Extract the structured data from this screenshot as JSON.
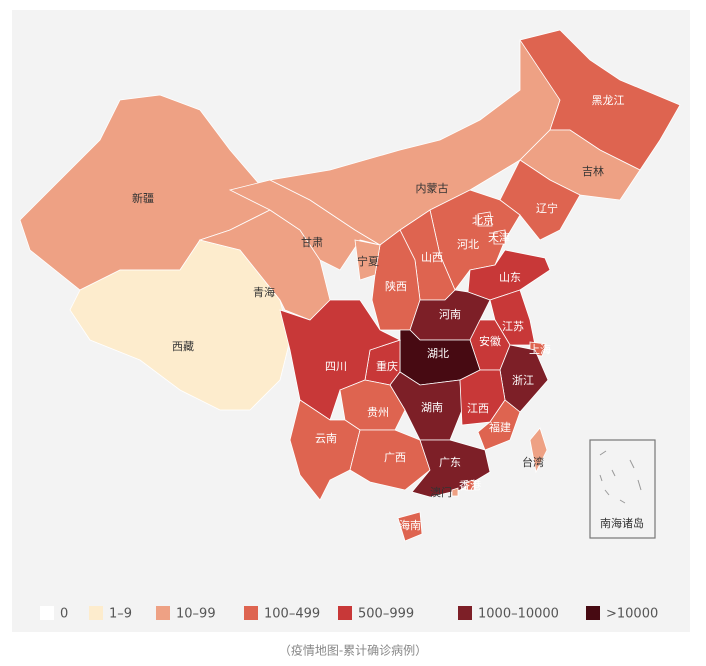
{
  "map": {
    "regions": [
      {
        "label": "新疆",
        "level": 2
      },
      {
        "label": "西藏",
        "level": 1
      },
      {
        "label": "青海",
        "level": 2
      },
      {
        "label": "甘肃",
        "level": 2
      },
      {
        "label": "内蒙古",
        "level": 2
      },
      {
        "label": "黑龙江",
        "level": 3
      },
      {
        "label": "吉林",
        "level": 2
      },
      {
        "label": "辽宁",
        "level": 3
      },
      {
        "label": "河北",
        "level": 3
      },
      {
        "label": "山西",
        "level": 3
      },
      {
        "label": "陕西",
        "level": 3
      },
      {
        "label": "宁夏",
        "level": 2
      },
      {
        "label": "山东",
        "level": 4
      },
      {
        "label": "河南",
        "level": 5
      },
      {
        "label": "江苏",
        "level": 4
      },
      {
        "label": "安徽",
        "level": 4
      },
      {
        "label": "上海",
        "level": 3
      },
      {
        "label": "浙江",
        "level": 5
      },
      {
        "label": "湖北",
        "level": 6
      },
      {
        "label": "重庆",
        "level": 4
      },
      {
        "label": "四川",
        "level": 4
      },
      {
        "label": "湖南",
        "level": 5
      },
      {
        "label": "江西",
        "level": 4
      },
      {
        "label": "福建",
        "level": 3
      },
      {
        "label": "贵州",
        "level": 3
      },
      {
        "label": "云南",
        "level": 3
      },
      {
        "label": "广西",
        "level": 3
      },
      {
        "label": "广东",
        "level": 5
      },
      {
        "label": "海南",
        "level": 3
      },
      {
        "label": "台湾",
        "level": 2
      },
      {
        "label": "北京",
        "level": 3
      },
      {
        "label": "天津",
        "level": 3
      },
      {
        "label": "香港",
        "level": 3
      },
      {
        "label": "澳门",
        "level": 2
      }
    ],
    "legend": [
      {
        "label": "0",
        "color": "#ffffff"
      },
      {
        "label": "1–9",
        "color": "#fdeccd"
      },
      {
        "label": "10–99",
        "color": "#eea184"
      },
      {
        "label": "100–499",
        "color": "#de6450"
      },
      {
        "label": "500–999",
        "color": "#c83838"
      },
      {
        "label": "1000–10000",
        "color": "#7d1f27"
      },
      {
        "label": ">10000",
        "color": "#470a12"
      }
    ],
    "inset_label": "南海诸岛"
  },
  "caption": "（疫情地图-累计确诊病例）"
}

==

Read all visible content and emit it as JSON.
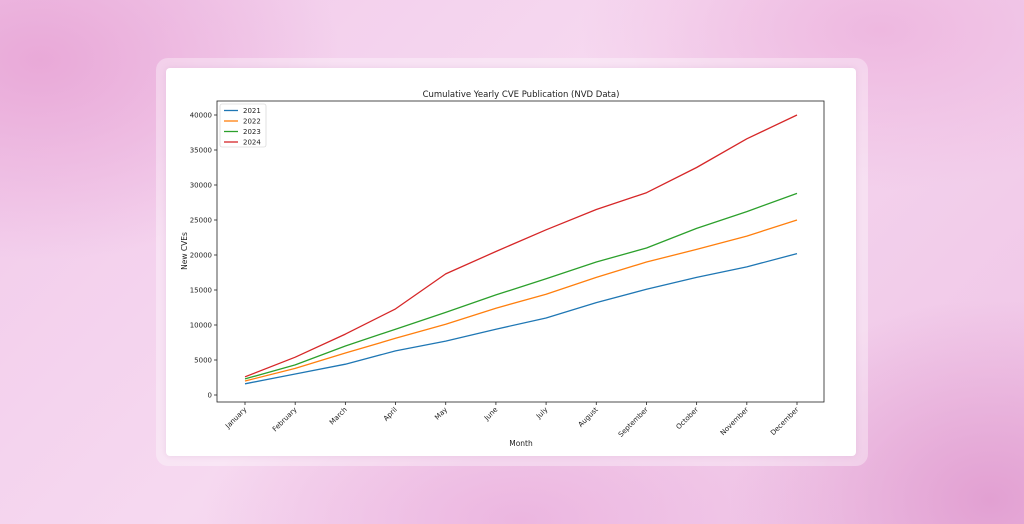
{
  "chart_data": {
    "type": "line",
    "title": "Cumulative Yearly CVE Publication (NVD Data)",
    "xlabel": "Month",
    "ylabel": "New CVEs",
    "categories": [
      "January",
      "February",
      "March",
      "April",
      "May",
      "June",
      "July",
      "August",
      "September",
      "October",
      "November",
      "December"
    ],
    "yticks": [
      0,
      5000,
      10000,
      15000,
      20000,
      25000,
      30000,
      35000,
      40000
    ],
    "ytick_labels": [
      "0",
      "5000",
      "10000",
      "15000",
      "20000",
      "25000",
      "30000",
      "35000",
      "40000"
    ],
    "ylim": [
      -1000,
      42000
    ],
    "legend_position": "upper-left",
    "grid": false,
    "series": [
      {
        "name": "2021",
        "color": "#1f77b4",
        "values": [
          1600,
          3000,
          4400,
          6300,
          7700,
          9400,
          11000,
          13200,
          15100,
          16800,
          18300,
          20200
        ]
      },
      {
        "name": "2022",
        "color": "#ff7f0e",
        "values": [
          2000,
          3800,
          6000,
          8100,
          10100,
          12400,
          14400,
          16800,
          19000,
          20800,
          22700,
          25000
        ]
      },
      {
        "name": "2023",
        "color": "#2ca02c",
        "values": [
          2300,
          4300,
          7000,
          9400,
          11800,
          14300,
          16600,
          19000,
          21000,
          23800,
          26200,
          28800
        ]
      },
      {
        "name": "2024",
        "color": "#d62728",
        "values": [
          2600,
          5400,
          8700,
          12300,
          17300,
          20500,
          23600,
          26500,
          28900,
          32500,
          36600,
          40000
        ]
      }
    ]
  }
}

* * *

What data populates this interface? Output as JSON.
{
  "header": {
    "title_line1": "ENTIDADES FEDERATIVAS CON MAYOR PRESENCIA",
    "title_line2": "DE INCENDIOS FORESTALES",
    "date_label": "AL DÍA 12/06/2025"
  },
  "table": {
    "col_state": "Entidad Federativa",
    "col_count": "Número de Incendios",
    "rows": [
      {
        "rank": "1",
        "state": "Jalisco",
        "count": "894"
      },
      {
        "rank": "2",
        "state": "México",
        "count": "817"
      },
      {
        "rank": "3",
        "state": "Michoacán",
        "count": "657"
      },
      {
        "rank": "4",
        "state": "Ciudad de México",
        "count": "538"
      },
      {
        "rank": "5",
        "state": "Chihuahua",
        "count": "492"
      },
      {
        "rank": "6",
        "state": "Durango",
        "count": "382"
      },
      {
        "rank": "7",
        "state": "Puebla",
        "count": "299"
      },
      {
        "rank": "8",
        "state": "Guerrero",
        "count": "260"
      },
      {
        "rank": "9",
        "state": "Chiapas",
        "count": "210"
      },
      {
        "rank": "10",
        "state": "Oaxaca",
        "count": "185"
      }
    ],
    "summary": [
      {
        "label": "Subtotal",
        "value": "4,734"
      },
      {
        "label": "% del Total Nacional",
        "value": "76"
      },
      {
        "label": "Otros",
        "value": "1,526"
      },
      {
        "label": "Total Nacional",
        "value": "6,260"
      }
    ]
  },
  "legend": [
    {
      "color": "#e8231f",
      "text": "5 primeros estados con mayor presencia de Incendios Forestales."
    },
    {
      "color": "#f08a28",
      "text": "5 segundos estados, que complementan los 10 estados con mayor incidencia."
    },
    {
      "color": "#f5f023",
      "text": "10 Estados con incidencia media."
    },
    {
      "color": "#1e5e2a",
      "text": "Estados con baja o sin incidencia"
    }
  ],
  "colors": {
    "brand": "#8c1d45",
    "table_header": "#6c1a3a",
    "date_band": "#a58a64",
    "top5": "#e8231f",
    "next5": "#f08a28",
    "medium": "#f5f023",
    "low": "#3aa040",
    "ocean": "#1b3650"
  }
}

Aim of the task: Find and copy every line in the entries above where the string "text" occurs.

Solved exercise:
      "text": "5 primeros estados con mayor presencia de Incendios Forestales."
      "text": "5 segundos estados, que complementan los 10 estados con mayor incidencia."
      "text": "10 Estados con incidencia media."
      "text": "Estados con baja o sin incidencia"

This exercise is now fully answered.